* WORK TO BE COMPLETED
Each record that follows must be given again without alteration.

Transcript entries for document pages
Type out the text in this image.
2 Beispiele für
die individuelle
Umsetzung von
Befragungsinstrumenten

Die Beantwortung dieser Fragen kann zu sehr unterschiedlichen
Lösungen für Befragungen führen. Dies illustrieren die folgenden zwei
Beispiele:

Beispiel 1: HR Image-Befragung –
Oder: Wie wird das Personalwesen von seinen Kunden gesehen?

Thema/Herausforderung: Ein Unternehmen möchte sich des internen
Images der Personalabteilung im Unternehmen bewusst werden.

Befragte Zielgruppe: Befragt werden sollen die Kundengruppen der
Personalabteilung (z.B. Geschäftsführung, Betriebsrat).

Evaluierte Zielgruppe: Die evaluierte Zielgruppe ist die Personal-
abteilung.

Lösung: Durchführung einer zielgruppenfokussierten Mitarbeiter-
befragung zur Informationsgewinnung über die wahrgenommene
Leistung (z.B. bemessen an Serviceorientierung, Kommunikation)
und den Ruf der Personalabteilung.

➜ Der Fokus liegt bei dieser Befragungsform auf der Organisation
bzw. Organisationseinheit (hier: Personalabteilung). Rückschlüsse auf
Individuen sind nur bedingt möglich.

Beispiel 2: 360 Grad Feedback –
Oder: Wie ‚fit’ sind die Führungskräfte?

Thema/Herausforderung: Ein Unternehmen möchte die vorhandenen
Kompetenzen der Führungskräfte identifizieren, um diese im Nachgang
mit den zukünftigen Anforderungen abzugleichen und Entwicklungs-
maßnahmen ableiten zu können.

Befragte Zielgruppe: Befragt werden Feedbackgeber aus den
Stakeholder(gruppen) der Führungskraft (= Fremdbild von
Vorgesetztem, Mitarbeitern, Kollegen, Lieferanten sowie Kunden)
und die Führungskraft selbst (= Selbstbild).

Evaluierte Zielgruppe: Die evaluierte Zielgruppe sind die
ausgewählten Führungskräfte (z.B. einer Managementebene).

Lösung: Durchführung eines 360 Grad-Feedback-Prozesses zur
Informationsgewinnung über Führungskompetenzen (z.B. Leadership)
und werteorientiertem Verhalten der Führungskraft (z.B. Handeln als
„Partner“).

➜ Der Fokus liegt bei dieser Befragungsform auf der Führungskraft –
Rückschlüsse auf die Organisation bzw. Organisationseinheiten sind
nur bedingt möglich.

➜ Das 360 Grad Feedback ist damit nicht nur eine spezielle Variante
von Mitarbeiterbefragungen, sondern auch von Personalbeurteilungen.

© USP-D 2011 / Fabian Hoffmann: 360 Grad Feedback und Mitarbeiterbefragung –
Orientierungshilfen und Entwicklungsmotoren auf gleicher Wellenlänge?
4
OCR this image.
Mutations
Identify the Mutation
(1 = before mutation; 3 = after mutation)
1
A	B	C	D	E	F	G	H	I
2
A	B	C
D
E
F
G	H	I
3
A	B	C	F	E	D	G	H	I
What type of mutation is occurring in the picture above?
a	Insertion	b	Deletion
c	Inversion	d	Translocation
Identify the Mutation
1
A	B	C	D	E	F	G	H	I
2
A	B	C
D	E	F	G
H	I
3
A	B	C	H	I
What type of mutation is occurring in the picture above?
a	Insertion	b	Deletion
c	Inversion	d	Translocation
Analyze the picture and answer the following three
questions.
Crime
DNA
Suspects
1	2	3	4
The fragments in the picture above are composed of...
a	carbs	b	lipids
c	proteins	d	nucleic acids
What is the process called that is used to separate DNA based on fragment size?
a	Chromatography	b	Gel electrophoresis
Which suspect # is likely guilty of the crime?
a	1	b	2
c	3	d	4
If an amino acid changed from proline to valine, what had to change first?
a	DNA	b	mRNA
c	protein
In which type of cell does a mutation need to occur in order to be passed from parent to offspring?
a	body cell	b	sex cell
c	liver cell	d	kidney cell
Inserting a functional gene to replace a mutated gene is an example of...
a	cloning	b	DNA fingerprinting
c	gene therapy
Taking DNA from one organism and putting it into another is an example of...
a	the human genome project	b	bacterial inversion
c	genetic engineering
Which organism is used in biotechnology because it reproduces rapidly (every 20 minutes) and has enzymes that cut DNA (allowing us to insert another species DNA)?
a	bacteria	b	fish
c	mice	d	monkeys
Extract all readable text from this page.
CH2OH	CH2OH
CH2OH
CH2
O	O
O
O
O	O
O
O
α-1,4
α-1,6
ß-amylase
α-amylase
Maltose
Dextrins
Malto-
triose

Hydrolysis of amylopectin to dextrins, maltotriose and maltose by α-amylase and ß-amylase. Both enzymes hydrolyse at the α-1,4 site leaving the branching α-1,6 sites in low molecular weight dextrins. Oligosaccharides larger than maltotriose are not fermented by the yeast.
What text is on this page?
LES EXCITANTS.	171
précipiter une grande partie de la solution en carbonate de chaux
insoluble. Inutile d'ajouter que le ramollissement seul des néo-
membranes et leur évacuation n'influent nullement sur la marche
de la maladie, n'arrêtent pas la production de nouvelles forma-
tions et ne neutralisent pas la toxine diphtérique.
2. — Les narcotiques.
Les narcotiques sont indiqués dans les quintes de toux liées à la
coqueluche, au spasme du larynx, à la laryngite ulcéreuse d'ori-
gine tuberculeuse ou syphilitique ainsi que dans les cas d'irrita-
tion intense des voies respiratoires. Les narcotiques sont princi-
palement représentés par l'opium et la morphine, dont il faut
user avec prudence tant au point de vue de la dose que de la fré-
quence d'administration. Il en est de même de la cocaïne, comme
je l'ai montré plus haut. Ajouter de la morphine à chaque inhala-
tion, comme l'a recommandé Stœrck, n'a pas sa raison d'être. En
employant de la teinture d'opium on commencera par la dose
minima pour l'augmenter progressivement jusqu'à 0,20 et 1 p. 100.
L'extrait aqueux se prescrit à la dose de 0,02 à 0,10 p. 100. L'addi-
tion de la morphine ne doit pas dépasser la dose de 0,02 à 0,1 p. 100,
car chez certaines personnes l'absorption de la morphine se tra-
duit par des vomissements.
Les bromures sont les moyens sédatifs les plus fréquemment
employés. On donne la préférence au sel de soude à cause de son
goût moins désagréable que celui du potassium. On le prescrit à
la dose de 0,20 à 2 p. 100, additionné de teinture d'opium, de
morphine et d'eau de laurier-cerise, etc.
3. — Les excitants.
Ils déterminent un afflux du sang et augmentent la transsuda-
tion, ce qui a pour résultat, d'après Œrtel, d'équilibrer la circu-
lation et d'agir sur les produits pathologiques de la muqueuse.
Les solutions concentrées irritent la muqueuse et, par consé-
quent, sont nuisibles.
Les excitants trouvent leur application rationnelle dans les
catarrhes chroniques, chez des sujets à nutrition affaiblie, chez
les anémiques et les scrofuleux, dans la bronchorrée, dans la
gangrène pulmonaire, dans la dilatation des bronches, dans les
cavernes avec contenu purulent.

* PROBLEM SOLUTION
Type out the text in this image.
2 Beispiele für
die individuelle
Umsetzung von
Befragungsinstrumenten

Die Beantwortung dieser Fragen kann zu sehr unterschiedlichen
Lösungen für Befragungen führen. Dies illustrieren die folgenden zwei
Beispiele:

Beispiel 1: HR Image-Befragung –
Oder: Wie wird das Personalwesen von seinen Kunden gesehen?

Thema/Herausforderung: Ein Unternehmen möchte sich des internen
Images der Personalabteilung im Unternehmen bewusst werden.

Befragte Zielgruppe: Befragt werden sollen die Kundengruppen der
Personalabteilung (z.B. Geschäftsführung, Betriebsrat).

Evaluierte Zielgruppe: Die evaluierte Zielgruppe ist die Personal-
abteilung.

Lösung: Durchführung einer zielgruppenfokussierten Mitarbeiter-
befragung zur Informationsgewinnung über die wahrgenommene
Leistung (z.B. bemessen an Serviceorientierung, Kommunikation)
und den Ruf der Personalabteilung.

➜ Der Fokus liegt bei dieser Befragungsform auf der Organisation
bzw. Organisationseinheit (hier: Personalabteilung). Rückschlüsse auf
Individuen sind nur bedingt möglich.

Beispiel 2: 360 Grad Feedback –
Oder: Wie ‚fit’ sind die Führungskräfte?

Thema/Herausforderung: Ein Unternehmen möchte die vorhandenen
Kompetenzen der Führungskräfte identifizieren, um diese im Nachgang
mit den zukünftigen Anforderungen abzugleichen und Entwicklungs-
maßnahmen ableiten zu können.

Befragte Zielgruppe: Befragt werden Feedbackgeber aus den
Stakeholder(gruppen) der Führungskraft (= Fremdbild von
Vorgesetztem, Mitarbeitern, Kollegen, Lieferanten sowie Kunden)
und die Führungskraft selbst (= Selbstbild).

Evaluierte Zielgruppe: Die evaluierte Zielgruppe sind die
ausgewählten Führungskräfte (z.B. einer Managementebene).

Lösung: Durchführung eines 360 Grad-Feedback-Prozesses zur
Informationsgewinnung über Führungskompetenzen (z.B. Leadership)
und werteorientiertem Verhalten der Führungskraft (z.B. Handeln als
„Partner“).

➜ Der Fokus liegt bei dieser Befragungsform auf der Führungskraft –
Rückschlüsse auf die Organisation bzw. Organisationseinheiten sind
nur bedingt möglich.

➜ Das 360 Grad Feedback ist damit nicht nur eine spezielle Variante
von Mitarbeiterbefragungen, sondern auch von Personalbeurteilungen.

© USP-D 2011 / Fabian Hoffmann: 360 Grad Feedback und Mitarbeiterbefragung –
Orientierungshilfen und Entwicklungsmotoren auf gleicher Wellenlänge?
4
OCR this image.
Mutations
Identify the Mutation
(1 = before mutation; 3 = after mutation)
1
A	B	C	D	E	F	G	H	I
2
A	B	C
D
E
F
G	H	I
3
A	B	C	F	E	D	G	H	I
What type of mutation is occurring in the picture above?
a	Insertion	b	Deletion
c	Inversion	d	Translocation
Identify the Mutation
1
A	B	C	D	E	F	G	H	I
2
A	B	C
D	E	F	G
H	I
3
A	B	C	H	I
What type of mutation is occurring in the picture above?
a	Insertion	b	Deletion
c	Inversion	d	Translocation
Analyze the picture and answer the following three
questions.
Crime
DNA
Suspects
1	2	3	4
The fragments in the picture above are composed of...
a	carbs	b	lipids
c	proteins	d	nucleic acids
What is the process called that is used to separate DNA based on fragment size?
a	Chromatography	b	Gel electrophoresis
Which suspect # is likely guilty of the crime?
a	1	b	2
c	3	d	4
If an amino acid changed from proline to valine, what had to change first?
a	DNA	b	mRNA
c	protein
In which type of cell does a mutation need to occur in order to be passed from parent to offspring?
a	body cell	b	sex cell
c	liver cell	d	kidney cell
Inserting a functional gene to replace a mutated gene is an example of...
a	cloning	b	DNA fingerprinting
c	gene therapy
Taking DNA from one organism and putting it into another is an example of...
a	the human genome project	b	bacterial inversion
c	genetic engineering
Which organism is used in biotechnology because it reproduces rapidly (every 20 minutes) and has enzymes that cut DNA (allowing us to insert another species DNA)?
a	bacteria	b	fish
c	mice	d	monkeys
Extract all readable text from this page.
CH2OH	CH2OH
CH2OH
CH2
O	O
O
O
O	O
O
O
α-1,4
α-1,6
ß-amylase
α-amylase
Maltose
Dextrins
Malto-
triose

Hydrolysis of amylopectin to dextrins, maltotriose and maltose by α-amylase and ß-amylase. Both enzymes hydrolyse at the α-1,4 site leaving the branching α-1,6 sites in low molecular weight dextrins. Oligosaccharides larger than maltotriose are not fermented by the yeast.
What text is on this page?
LES EXCITANTS.	171
précipiter une grande partie de la solution en carbonate de chaux
insoluble. Inutile d'ajouter que le ramollissement seul des néo-
membranes et leur évacuation n'influent nullement sur la marche
de la maladie, n'arrêtent pas la production de nouvelles forma-
tions et ne neutralisent pas la toxine diphtérique.
2. — Les narcotiques.
Les narcotiques sont indiqués dans les quintes de toux liées à la
coqueluche, au spasme du larynx, à la laryngite ulcéreuse d'ori-
gine tuberculeuse ou syphilitique ainsi que dans les cas d'irrita-
tion intense des voies respiratoires. Les narcotiques sont princi-
palement représentés par l'opium et la morphine, dont il faut
user avec prudence tant au point de vue de la dose que de la fré-
quence d'administration. Il en est de même de la cocaïne, comme
je l'ai montré plus haut. Ajouter de la morphine à chaque inhala-
tion, comme l'a recommandé Stœrck, n'a pas sa raison d'être. En
employant de la teinture d'opium on commencera par la dose
minima pour l'augmenter progressivement jusqu'à 0,20 et 1 p. 100.
L'extrait aqueux se prescrit à la dose de 0,02 à 0,10 p. 100. L'addi-
tion de la morphine ne doit pas dépasser la dose de 0,02 à 0,1 p. 100,
car chez certaines personnes l'absorption de la morphine se tra-
duit par des vomissements.
Les bromures sont les moyens sédatifs les plus fréquemment
employés. On donne la préférence au sel de soude à cause de son
goût moins désagréable que celui du potassium. On le prescrit à
la dose de 0,20 à 2 p. 100, additionné de teinture d'opium, de
morphine et d'eau de laurier-cerise, etc.
3. — Les excitants.
Ils déterminent un afflux du sang et augmentent la transsuda-
tion, ce qui a pour résultat, d'après Œrtel, d'équilibrer la circu-
lation et d'agir sur les produits pathologiques de la muqueuse.
Les solutions concentrées irritent la muqueuse et, par consé-
quent, sont nuisibles.
Les excitants trouvent leur application rationnelle dans les
catarrhes chroniques, chez des sujets à nutrition affaiblie, chez
les anémiques et les scrofuleux, dans la bronchorrée, dans la
gangrène pulmonaire, dans la dilatation des bronches, dans les
cavernes avec contenu purulent.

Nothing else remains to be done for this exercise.